**BRIEF**
Check each line of the data below for the word "license", then extract the ones that have it.

## BEGIN DATASET RECORDS

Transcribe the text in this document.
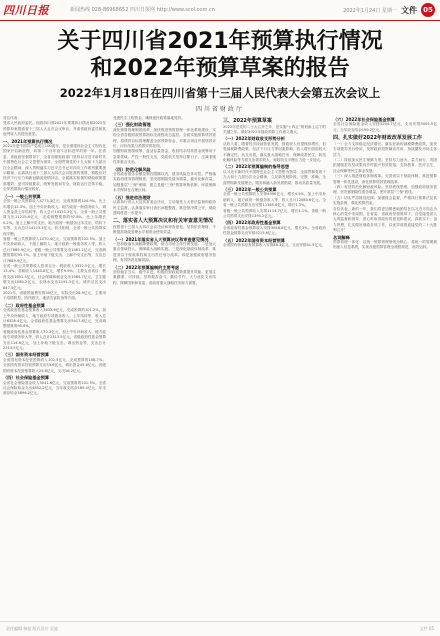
四川日报	新闻热线 028-86968652 四川日报网 http://www.scol.com.cn	2022年1月24日 星期一 文件 05
关于四川省2021年预算执行情况
和2022年预算草案的报告
2022年1月18日在四川省第十三届人民代表大会第五次会议上
四川省财政厅

各位代表：

受省人民政府委托，现将四川省2021年预算执行情况和2022年预算草案提请省十三届人大五次会议审议，并请省政协委员和其他列席人员提出意见。

一、2021年预算执行情况

2021年是中国共产党成立100周年，是全面建设社会主义现代化国家开启新征程、向第二个百年奋斗目标进军的第一年。在省委、省政府坚强领导下，全省各级财政部门坚持以习近平新时代中国特色社会主义思想为指导，全面贯彻党的十九大和十九届历次全会精神，深入贯彻落实习近平总书记对四川工作系列重要指示精神，认真执行省十三届人大四次会议批准的预算，积极应对经济下行压力和新冠肺炎疫情冲击，全面落实积极的财政政策提质增效、更可持续要求，统筹发展和安全，财政运行总体平稳，全年预算执行情况较好。

（一）一般公共预算

全省一般公共预算收入4773.3亿元，完成预算的104.9%，比上年增长12.3%。加上中央补助收入、地方政府一般债务收入、调入资金及上年结转等，收入总计14123.3亿元。全省一般公共预算支出11215.6亿元，完成调整预算的97.8%，比上年增长0.2%。加上上解中央支出、地方政府一般债务还本支出、结转下年等，支出总计14123.3亿元。收支相抵，全省一般公共预算实现平衡。

省级一般公共预算收入1070.4亿元，完成预算的102.3%。加上中央补助收入、下级上解收入、地方政府一般债务收入等，收入总计7689.9亿元。省级一般公共预算支出1481.1亿元，完成调整预算的95.7%。加上补助下级支出、上解中央支出等，支出总计7689.9亿元。

全省一般公共预算收入按项目分：税收收入3332.5亿元，增长13.4%；非税收入1440.8亿元，增长9.9%。主要支出项目：教育支出1691.3亿元，社会保障和就业支出1984.7亿元，卫生健康支出1080.2亿元，农林水支出1191.3亿元，城乡社区支出847.5亿元。

2021年，省级预备费安排30亿元，实际支出28.9亿元，主要用于疫情防控、防汛救灾、地质灾害防治等方面。

（二）政府性基金预算

全省政府性基金预算收入3832.6亿元，完成预算的101.2%。加上中央补助收入、地方政府专项债务收入、上年结转等，收入总计6328.4亿元。全省政府性基金预算支出5417.8亿元，完成调整预算的95.6%。

省级政府性基金预算收入70.3亿元，加上中央补助收入、地方政府专项债务收入等，收入总计2313.5亿元。省级政府性基金预算支出114.6亿元，加上补助下级支出、调出资金等，支出总计2313.5亿元。

（三）国有资本经营预算

全省国有资本经营预算收入102.5亿元，完成预算的108.7%。全省国有资本经营预算支出53.6亿元，调出资金49.6亿元。省级国有资本经营预算收入29.8亿元，支出18.2亿元。

（四）社会保险基金预算

全省社会保险基金收入5041.6亿元，完成预算的101.3%。全省社会保险基金支出4852.2亿元，当年收支结余189.4亿元，年末滚存结余3896.2亿元。

受惠民生工程资金，确保惠民政策落地见效。

（三）强化财政管理

深化预算管理制度改革，加快推进预算管理一体化系统建设，实现全省各级财政预算指标全流程动态监控。全面实施预算绩效管理，将绩效目标管理覆盖全部预算资金，对重点项目开展绩效评价，评价结果与预算安排挂钩。

加强财政资源统筹，盘活存量资金，收回结余结转资金统筹用于急需领域。严控一般性支出，党政机关坚持过紧日子，压减非刚性非重点支出。

（四）防范化解风险

全省政府债务余额控制在限额以内，债务风险总体可控。严格落实政府债务管理制度，坚决遏制隐性债务增量，稳妥化解存量。加强基层"三保"保障，建立县级"三保"预算审核机制，库款保障水平保持在合理区间。

（五）推进依法理财

认真执行省人大及其常委会决议，主动接受人大依法监督和政协民主监督。认真落实审计查出问题整改，推进预决算公开，财政透明度进一步提升。

二、落实省人大预算决议和有关审查意见情况

按照省十三届人大四次会议决议和审查意见，坚持依法理财，不断提高财政管理水平和资金使用效益。

（一）2021年落实省人大预算决议和审查意见情况

一是积极落实减税降费政策，助力市场主体纾困发展。二是加大重点领域投入，保障重大战略实施。三是深化财政体制改革，推进省以下财政事权和支出责任划分改革。四是加强政府债务管理，有效防范化解风险。

（二）2022年预算编制的主要考虑

坚持稳字当头、稳中求进，积极的财政政策要提升效能，更加注重精准、可持续。坚持艰苦奋斗、勤俭节约，大力优化支出结构，保障国家和省委、省政府重大战略任务财力需要。

三、2022年预算草案

2022年是党的二十大召开之年，是实施"十四五"规划承上启下的关键之年。做好2022年财政预算工作意义重大。

（一）2022年财政收支形势分析

从收入看，随着经济持续恢复发展，财政收入有望保持增长，但受减税降费政策、经济下行压力等因素影响，收入增长面临较大不确定性。从支出看，落实重大战略任务、保障改善民生、防范化解风险等方面支出需求较大，财政收支平衡压力进一步加大。

（二）2022年预算编制的指导思想

以习近平新时代中国特色社会主义思想为指导，全面贯彻党的十九大和十九届历次全会精神，立足新发展阶段，完整、准确、全面贯彻新发展理念，服务和融入新发展格局，推动高质量发展。

（三）2022年一般公共预算

全省一般公共预算收入安排4990亿元，增长4.5%。加上中央补助收入、地方政府一般债务收入等，收入总计12080.6亿元。全省一般公共预算支出安排11365.8亿元，增长1.3%。

省级一般公共预算收入安排1114.7亿元，增长4.1%。省级一般公共预算支出安排1395.2亿元。

（四）2022年政府性基金预算

全省政府性基金预算收入安排3948.8亿元，增长3%。全省政府性基金预算支出安排5215.6亿元。

（五）2022年国有资本经营预算

全省国有资本经营预算收入安排88.3亿元，支出安排41.5亿元。

（六）2022年社会保险基金预算

全省社会保险基金收入安排5204.7亿元，支出安排5005.5亿元，当年收支结余199.2亿元。

四、扎实做好2022年财政改革发展工作

（一）全力支持稳定经济增长。落实好新的减税降费政策，加快专项债券发行使用，发挥政府投资撬动作用，持续激发市场主体活力。

（二）持续加大民生保障力度。坚持尽力而为、量力而行，巩固拓展脱贫攻坚成果同乡村振兴有效衔接，支持教育、医疗卫生、社会保障等民生事业发展。

（三）深入推进财政体制改革。完善省以下财政体制，推进预算管理一体化建设，深化预算绩效管理改革。

（四）有效防范化解财政风险。坚持底线思维，加强政府债务管理，坚决遏制隐性债务增量，兜牢基层"三保"底线。

（五）切实严肃财经纪律。加强财会监督，严格执行预算法及其实施条例，强化预算约束。

各位代表，新的一年，我们将更加紧密地团结在以习近平同志为核心的党中央周围，在省委、省政府坚强领导下，自觉接受省人大的监督和指导，虚心听取省政协的意见和建议，真抓实干、奋力拼搏，扎实做好财政各项工作，以优异成绩迎接党的二十大胜利召开！

名词解释

预算管理一体化：以统一预算管理规则为核心，将统一的管理规则嵌入信息系统，实现各级预算管理全流程规范、高效运转。

责任编辑 杨旭 版式设计 吴迪	文件 05
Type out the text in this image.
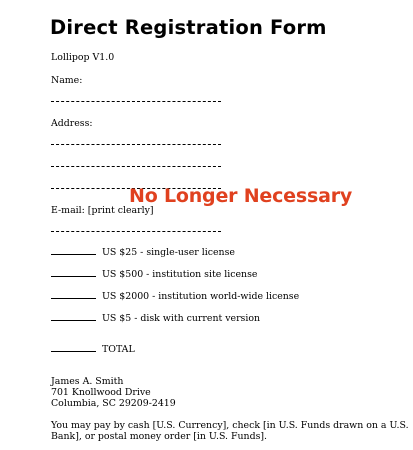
Direct Registration Form
Lollipop V1.0
Name:
Address:
E-mail: [print clearly]
US $25 - single-user license
US $500 - institution site license
US $2000 - institution world-wide license
US $5 - disk with current version
TOTAL
James A. Smith
701 Knollwood Drive
Columbia, SC 29209-2419
You may pay by cash [U.S. Currency], check [in U.S. Funds drawn on a U.S.
Bank], or postal money order [in U.S. Funds].
No Longer Necessary
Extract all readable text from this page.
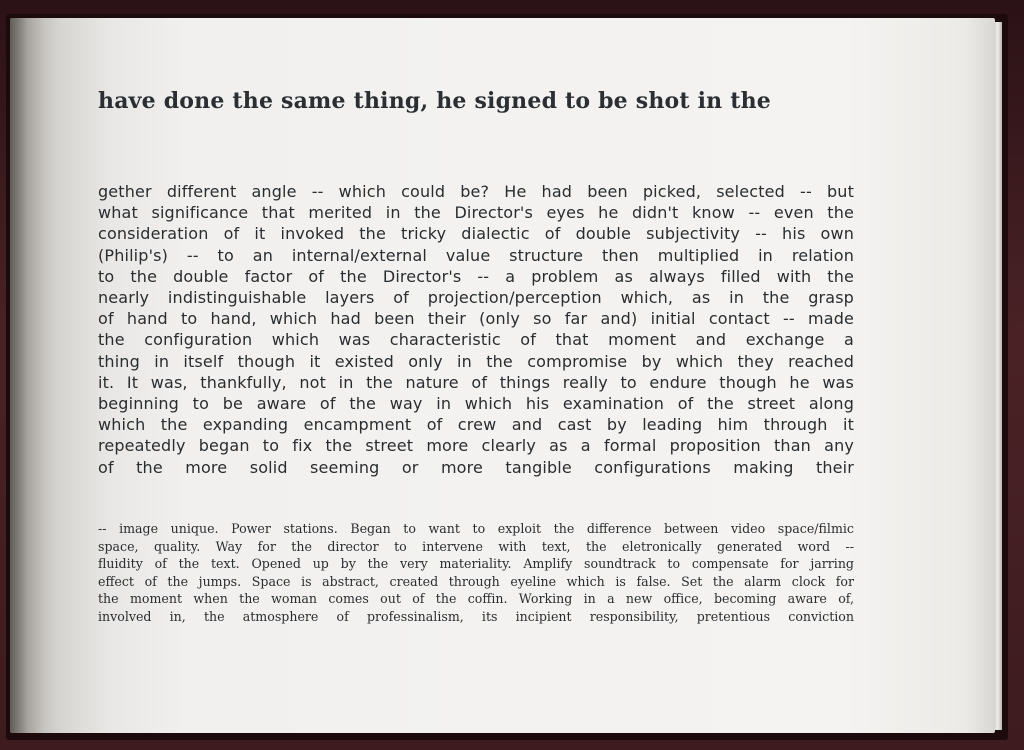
have done the same thing, he signed to be shot in the
gether different angle -- which could be? He had been picked, selected -- but
what significance that merited in the Director's eyes he didn't know -- even the
consideration of it invoked the tricky dialectic of double subjectivity -- his own
(Philip's) -- to an internal/external value structure then multiplied in relation
to the double factor of the Director's -- a problem as always filled with the
nearly indistinguishable layers of projection/perception which, as in the grasp
of hand to hand, which had been their (only so far and) initial contact -- made
the configuration which was characteristic of that moment and exchange a
thing in itself though it existed only in the compromise by which they reached
it. It was, thankfully, not in the nature of things really to endure though he was
beginning to be aware of the way in which his examination of the street along
which the expanding encampment of crew and cast by leading him through it
repeatedly began to fix the street more clearly as a formal proposition than any
of the more solid seeming or more tangible configurations making their
-- image unique. Power stations. Began to want to exploit the difference between video space/filmic
space, quality. Way for the director to intervene with text, the eletronically generated word --
fluidity of the text. Opened up by the very materiality. Amplify soundtrack to compensate for jarring
effect of the jumps. Space is abstract, created through eyeline which is false. Set the alarm clock for
the moment when the woman comes out of the coffin. Working in a new office, becoming aware of,
involved in, the atmosphere of professinalism, its incipient responsibility, pretentious conviction
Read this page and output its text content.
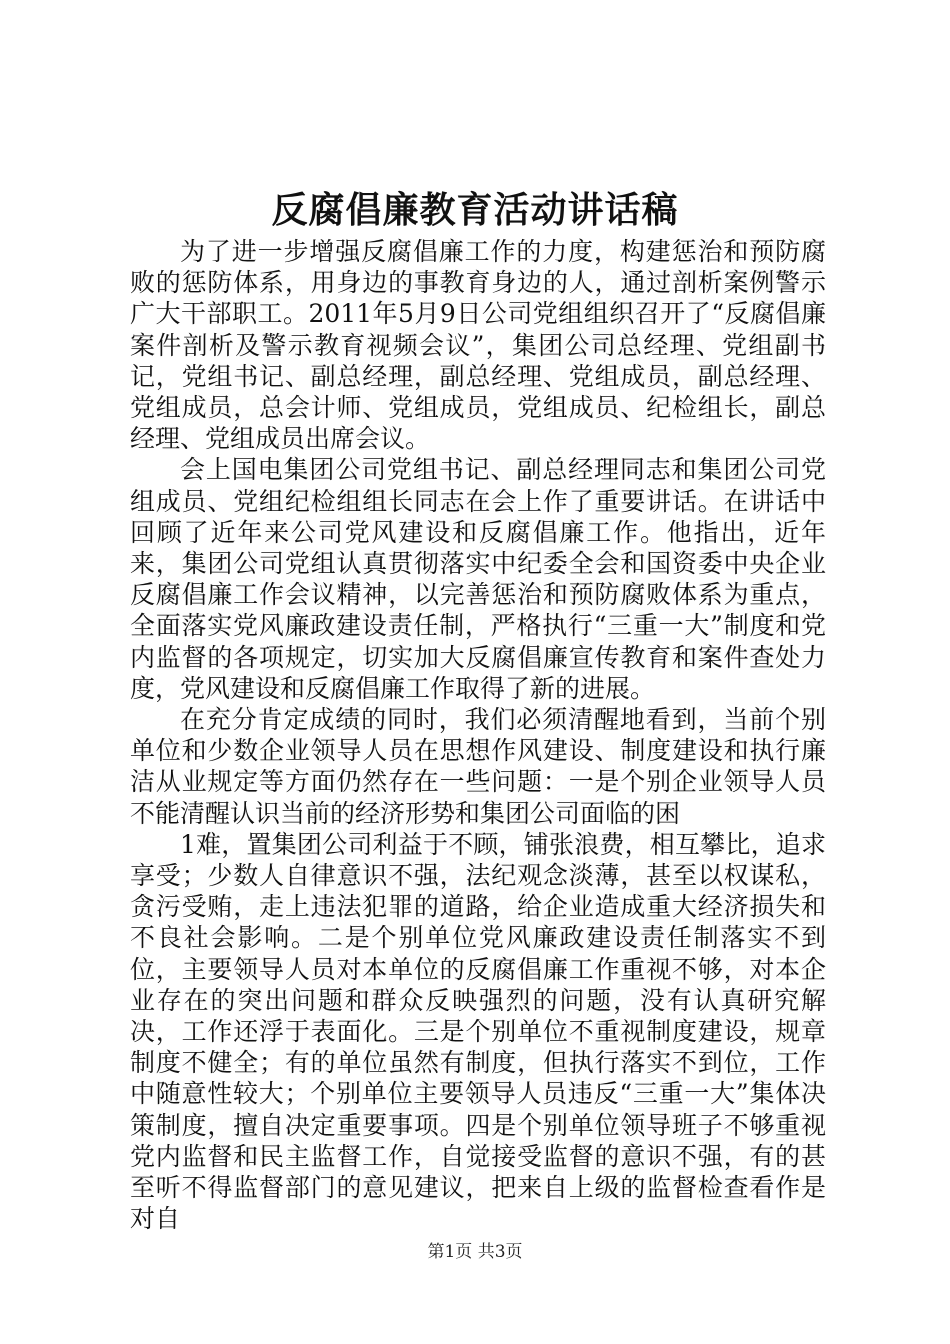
反腐倡廉教育活动讲话稿

为了进一步增强反腐倡廉工作的力度，构建惩治和预防腐败的惩防体系，用身边的事教育身边的人，通过剖析案例警示广大干部职工。2011年5月9日公司党组组织召开了“反腐倡廉案件剖析及警示教育视频会议”，集团公司总经理、党组副书记，党组书记、副总经理，副总经理、党组成员，副总经理、党组成员，总会计师、党组成员，党组成员、纪检组长，副总经理、党组成员出席会议。

会上国电集团公司党组书记、副总经理同志和集团公司党组成员、党组纪检组组长同志在会上作了重要讲话。在讲话中回顾了近年来公司党风建设和反腐倡廉工作。他指出，近年来，集团公司党组认真贯彻落实中纪委全会和国资委中央企业反腐倡廉工作会议精神，以完善惩治和预防腐败体系为重点，全面落实党风廉政建设责任制，严格执行“三重一大”制度和党内监督的各项规定，切实加大反腐倡廉宣传教育和案件查处力度，党风建设和反腐倡廉工作取得了新的进展。

在充分肯定成绩的同时，我们必须清醒地看到，当前个别单位和少数企业领导人员在思想作风建设、制度建设和执行廉洁从业规定等方面仍然存在一些问题：一是个别企业领导人员不能清醒认识当前的经济形势和集团公司面临的困

1难，置集团公司利益于不顾，铺张浪费，相互攀比，追求享受；少数人自律意识不强，法纪观念淡薄，甚至以权谋私，贪污受贿，走上违法犯罪的道路，给企业造成重大经济损失和不良社会影响。二是个别单位党风廉政建设责任制落实不到位，主要领导人员对本单位的反腐倡廉工作重视不够，对本企业存在的突出问题和群众反映强烈的问题，没有认真研究解决，工作还浮于表面化。三是个别单位不重视制度建设，规章制度不健全；有的单位虽然有制度，但执行落实不到位，工作中随意性较大；个别单位主要领导人员违反“三重一大”集体决策制度，擅自决定重要事项。四是个别单位领导班子不够重视党内监督和民主监督工作，自觉接受监督的意识不强，有的甚至听不得监督部门的意见建议，把来自上级的监督检查看作是对自

第1页 共3页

## END DATASET RECORDS

**WRITTEN REPLY**
US $25 - single-user license
US $500 - institution site license
US $2000 - institution world-wide license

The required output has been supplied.